Saved data entries ▸
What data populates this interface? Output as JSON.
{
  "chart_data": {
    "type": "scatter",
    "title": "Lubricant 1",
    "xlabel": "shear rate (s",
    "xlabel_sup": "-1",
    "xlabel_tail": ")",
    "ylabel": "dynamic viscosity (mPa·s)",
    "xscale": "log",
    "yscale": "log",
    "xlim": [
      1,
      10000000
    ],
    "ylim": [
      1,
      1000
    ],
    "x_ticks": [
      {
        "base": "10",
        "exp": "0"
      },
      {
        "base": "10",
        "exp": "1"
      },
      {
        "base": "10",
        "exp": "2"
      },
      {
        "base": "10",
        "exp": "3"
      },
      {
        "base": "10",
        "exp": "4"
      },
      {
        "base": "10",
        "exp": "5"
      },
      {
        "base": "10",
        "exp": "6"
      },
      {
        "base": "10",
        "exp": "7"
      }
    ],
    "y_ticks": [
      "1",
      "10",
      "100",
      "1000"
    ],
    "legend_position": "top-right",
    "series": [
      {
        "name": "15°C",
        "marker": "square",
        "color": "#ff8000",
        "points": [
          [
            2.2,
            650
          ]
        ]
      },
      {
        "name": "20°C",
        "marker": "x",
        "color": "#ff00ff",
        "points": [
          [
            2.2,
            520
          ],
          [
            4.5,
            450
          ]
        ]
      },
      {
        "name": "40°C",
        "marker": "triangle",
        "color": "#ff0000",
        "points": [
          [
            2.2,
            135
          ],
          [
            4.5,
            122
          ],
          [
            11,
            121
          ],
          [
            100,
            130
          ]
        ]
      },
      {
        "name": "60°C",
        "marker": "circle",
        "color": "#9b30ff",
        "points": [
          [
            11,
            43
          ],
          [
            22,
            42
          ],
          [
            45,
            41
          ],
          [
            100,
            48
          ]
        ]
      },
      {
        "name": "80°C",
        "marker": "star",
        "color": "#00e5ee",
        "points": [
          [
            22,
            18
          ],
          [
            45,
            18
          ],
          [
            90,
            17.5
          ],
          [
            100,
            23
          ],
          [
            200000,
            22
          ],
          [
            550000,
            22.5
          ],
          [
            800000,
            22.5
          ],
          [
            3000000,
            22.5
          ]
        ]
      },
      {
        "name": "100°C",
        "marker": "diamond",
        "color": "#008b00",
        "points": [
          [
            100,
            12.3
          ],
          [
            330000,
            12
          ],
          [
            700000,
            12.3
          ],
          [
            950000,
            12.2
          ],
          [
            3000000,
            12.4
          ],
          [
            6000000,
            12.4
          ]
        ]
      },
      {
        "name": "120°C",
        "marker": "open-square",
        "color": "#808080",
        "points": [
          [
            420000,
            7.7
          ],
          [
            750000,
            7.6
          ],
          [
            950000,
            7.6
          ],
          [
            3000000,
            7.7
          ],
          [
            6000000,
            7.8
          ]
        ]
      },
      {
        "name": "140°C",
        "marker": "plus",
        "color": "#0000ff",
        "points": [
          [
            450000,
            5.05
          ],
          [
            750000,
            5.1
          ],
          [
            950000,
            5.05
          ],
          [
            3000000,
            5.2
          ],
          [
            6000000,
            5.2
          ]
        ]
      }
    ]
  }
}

Instructions for the task ▸ Copy out the whole listing, exactly as written.

Reply ▸
What data populates this interface? Output as JSON.
{
  "chart_data": {
    "type": "scatter",
    "title": "Lubricant 1",
    "xlabel": "shear rate (s",
    "xlabel_sup": "-1",
    "xlabel_tail": ")",
    "ylabel": "dynamic viscosity (mPa·s)",
    "xscale": "log",
    "yscale": "log",
    "xlim": [
      1,
      10000000
    ],
    "ylim": [
      1,
      1000
    ],
    "x_ticks": [
      {
        "base": "10",
        "exp": "0"
      },
      {
        "base": "10",
        "exp": "1"
      },
      {
        "base": "10",
        "exp": "2"
      },
      {
        "base": "10",
        "exp": "3"
      },
      {
        "base": "10",
        "exp": "4"
      },
      {
        "base": "10",
        "exp": "5"
      },
      {
        "base": "10",
        "exp": "6"
      },
      {
        "base": "10",
        "exp": "7"
      }
    ],
    "y_ticks": [
      "1",
      "10",
      "100",
      "1000"
    ],
    "legend_position": "top-right",
    "series": [
      {
        "name": "15°C",
        "marker": "square",
        "color": "#ff8000",
        "points": [
          [
            2.2,
            650
          ]
        ]
      },
      {
        "name": "20°C",
        "marker": "x",
        "color": "#ff00ff",
        "points": [
          [
            2.2,
            520
          ],
          [
            4.5,
            450
          ]
        ]
      },
      {
        "name": "40°C",
        "marker": "triangle",
        "color": "#ff0000",
        "points": [
          [
            2.2,
            135
          ],
          [
            4.5,
            122
          ],
          [
            11,
            121
          ],
          [
            100,
            130
          ]
        ]
      },
      {
        "name": "60°C",
        "marker": "circle",
        "color": "#9b30ff",
        "points": [
          [
            11,
            43
          ],
          [
            22,
            42
          ],
          [
            45,
            41
          ],
          [
            100,
            48
          ]
        ]
      },
      {
        "name": "80°C",
        "marker": "star",
        "color": "#00e5ee",
        "points": [
          [
            22,
            18
          ],
          [
            45,
            18
          ],
          [
            90,
            17.5
          ],
          [
            100,
            23
          ],
          [
            200000,
            22
          ],
          [
            550000,
            22.5
          ],
          [
            800000,
            22.5
          ],
          [
            3000000,
            22.5
          ]
        ]
      },
      {
        "name": "100°C",
        "marker": "diamond",
        "color": "#008b00",
        "points": [
          [
            100,
            12.3
          ],
          [
            330000,
            12
          ],
          [
            700000,
            12.3
          ],
          [
            950000,
            12.2
          ],
          [
            3000000,
            12.4
          ],
          [
            6000000,
            12.4
          ]
        ]
      },
      {
        "name": "120°C",
        "marker": "open-square",
        "color": "#808080",
        "points": [
          [
            420000,
            7.7
          ],
          [
            750000,
            7.6
          ],
          [
            950000,
            7.6
          ],
          [
            3000000,
            7.7
          ],
          [
            6000000,
            7.8
          ]
        ]
      },
      {
        "name": "140°C",
        "marker": "plus",
        "color": "#0000ff",
        "points": [
          [
            450000,
            5.05
          ],
          [
            750000,
            5.1
          ],
          [
            950000,
            5.05
          ],
          [
            3000000,
            5.2
          ],
          [
            6000000,
            5.2
          ]
        ]
      }
    ]
  }
}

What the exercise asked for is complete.